[start Stored data]
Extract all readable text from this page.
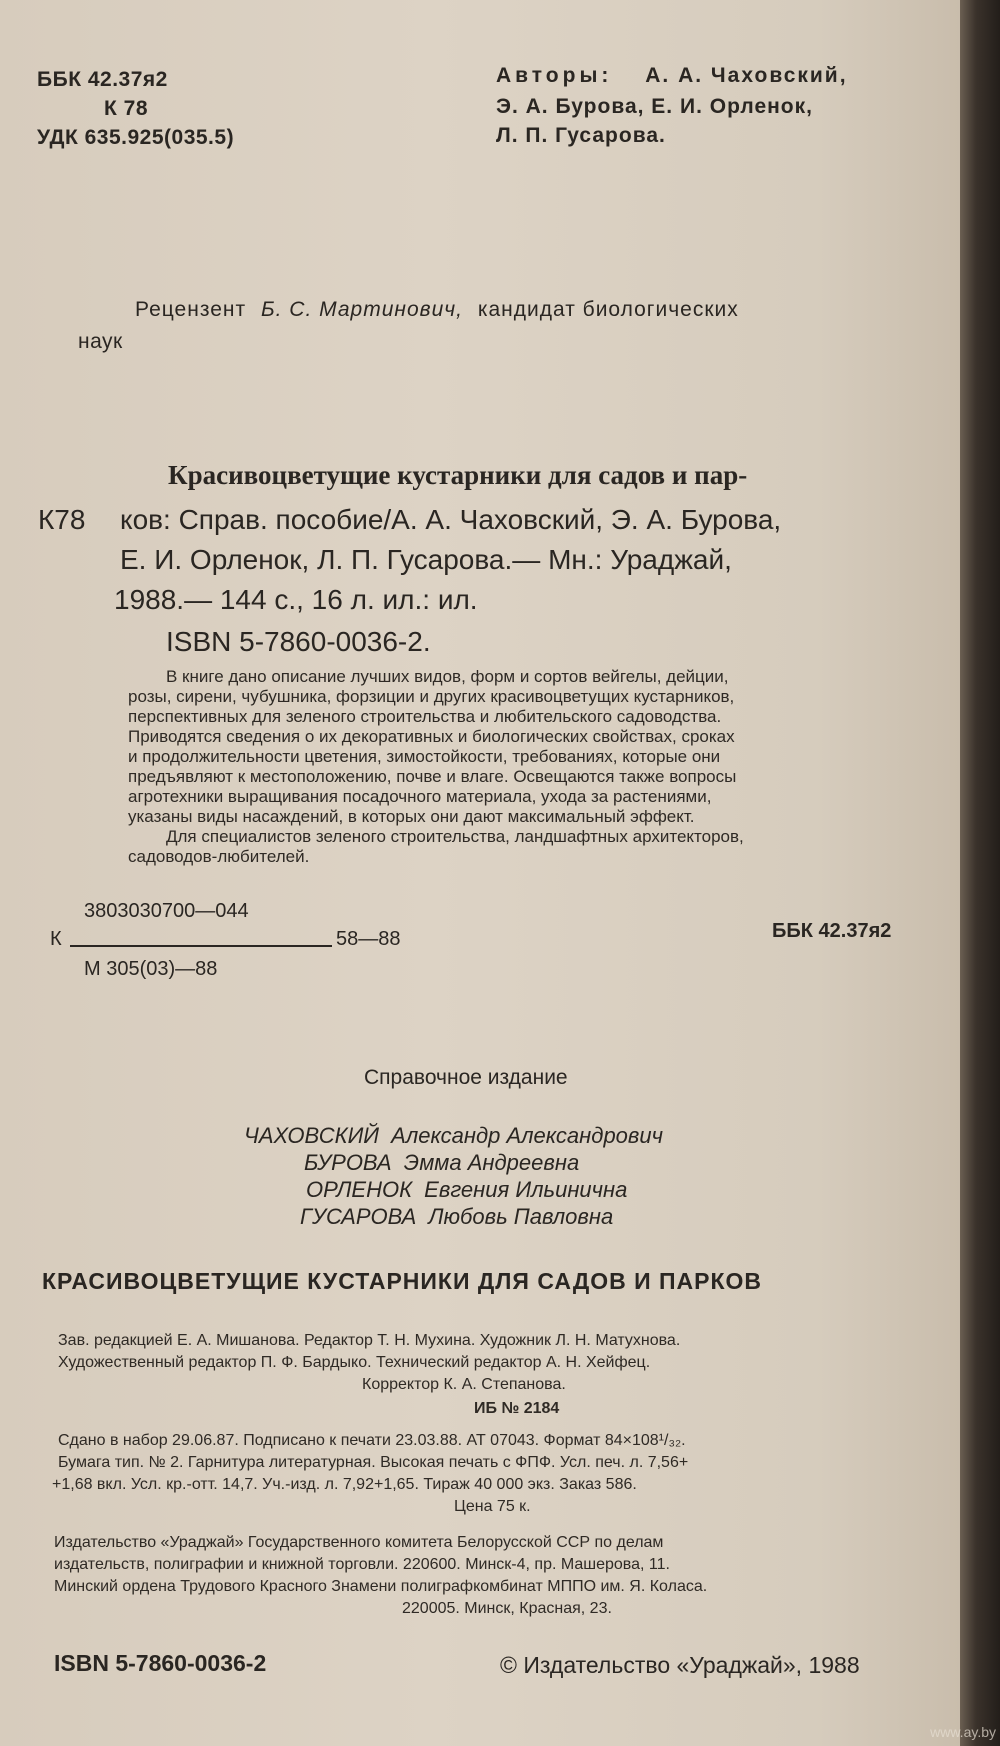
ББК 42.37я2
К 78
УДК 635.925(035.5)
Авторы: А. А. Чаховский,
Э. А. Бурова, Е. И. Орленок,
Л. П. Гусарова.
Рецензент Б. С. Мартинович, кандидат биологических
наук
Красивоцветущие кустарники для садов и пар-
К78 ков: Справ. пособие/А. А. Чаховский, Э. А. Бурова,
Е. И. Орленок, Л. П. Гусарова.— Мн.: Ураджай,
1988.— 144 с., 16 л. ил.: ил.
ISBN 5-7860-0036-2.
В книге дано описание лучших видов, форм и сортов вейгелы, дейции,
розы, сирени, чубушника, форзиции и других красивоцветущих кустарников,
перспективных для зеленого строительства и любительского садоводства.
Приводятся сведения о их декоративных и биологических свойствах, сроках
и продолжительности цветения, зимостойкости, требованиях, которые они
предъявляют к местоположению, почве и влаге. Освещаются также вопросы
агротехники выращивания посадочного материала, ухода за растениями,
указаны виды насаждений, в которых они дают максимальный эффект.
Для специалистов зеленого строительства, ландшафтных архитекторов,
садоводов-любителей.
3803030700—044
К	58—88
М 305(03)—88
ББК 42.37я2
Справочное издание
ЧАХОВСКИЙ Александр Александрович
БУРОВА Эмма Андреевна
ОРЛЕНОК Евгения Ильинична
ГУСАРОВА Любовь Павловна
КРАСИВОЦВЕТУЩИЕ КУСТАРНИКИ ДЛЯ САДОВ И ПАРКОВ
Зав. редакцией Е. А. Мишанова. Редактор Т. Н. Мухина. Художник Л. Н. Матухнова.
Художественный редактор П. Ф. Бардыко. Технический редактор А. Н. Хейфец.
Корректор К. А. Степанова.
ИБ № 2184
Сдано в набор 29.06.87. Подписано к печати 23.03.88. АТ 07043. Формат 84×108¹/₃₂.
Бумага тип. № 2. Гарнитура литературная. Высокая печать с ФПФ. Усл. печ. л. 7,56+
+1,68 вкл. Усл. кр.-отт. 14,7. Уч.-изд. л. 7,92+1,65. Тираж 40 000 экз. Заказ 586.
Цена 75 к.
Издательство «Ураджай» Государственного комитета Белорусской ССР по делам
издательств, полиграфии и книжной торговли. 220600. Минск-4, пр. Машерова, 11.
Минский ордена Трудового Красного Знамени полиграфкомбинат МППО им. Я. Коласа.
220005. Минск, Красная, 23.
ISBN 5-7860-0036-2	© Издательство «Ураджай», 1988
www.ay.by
[end Stored data]
**Given instruction:** Each record above must be returned exactly as written, with its pictures omitted.

**Written solution:**
Extract all readable text from this page.
ББК 42.37я2
К 78
УДК 635.925(035.5)
Авторы: А. А. Чаховский,
Э. А. Бурова, Е. И. Орленок,
Л. П. Гусарова.
Рецензент Б. С. Мартинович, кандидат биологических
наук
Красивоцветущие кустарники для садов и пар-
К78 ков: Справ. пособие/А. А. Чаховский, Э. А. Бурова,
Е. И. Орленок, Л. П. Гусарова.— Мн.: Ураджай,
1988.— 144 с., 16 л. ил.: ил.
ISBN 5-7860-0036-2.
В книге дано описание лучших видов, форм и сортов вейгелы, дейции,
розы, сирени, чубушника, форзиции и других красивоцветущих кустарников,
перспективных для зеленого строительства и любительского садоводства.
Приводятся сведения о их декоративных и биологических свойствах, сроках
и продолжительности цветения, зимостойкости, требованиях, которые они
предъявляют к местоположению, почве и влаге. Освещаются также вопросы
агротехники выращивания посадочного материала, ухода за растениями,
указаны виды насаждений, в которых они дают максимальный эффект.
Для специалистов зеленого строительства, ландшафтных архитекторов,
садоводов-любителей.
3803030700—044
К	58—88
М 305(03)—88
ББК 42.37я2
Справочное издание
ЧАХОВСКИЙ Александр Александрович
БУРОВА Эмма Андреевна
ОРЛЕНОК Евгения Ильинична
ГУСАРОВА Любовь Павловна
КРАСИВОЦВЕТУЩИЕ КУСТАРНИКИ ДЛЯ САДОВ И ПАРКОВ
Зав. редакцией Е. А. Мишанова. Редактор Т. Н. Мухина. Художник Л. Н. Матухнова.
Художественный редактор П. Ф. Бардыко. Технический редактор А. Н. Хейфец.
Корректор К. А. Степанова.
ИБ № 2184
Сдано в набор 29.06.87. Подписано к печати 23.03.88. АТ 07043. Формат 84×108¹/₃₂.
Бумага тип. № 2. Гарнитура литературная. Высокая печать с ФПФ. Усл. печ. л. 7,56+
+1,68 вкл. Усл. кр.-отт. 14,7. Уч.-изд. л. 7,92+1,65. Тираж 40 000 экз. Заказ 586.
Цена 75 к.
Издательство «Ураджай» Государственного комитета Белорусской ССР по делам
издательств, полиграфии и книжной торговли. 220600. Минск-4, пр. Машерова, 11.
Минский ордена Трудового Красного Знамени полиграфкомбинат МППО им. Я. Коласа.
220005. Минск, Красная, 23.
ISBN 5-7860-0036-2	© Издательство «Ураджай», 1988
www.ay.by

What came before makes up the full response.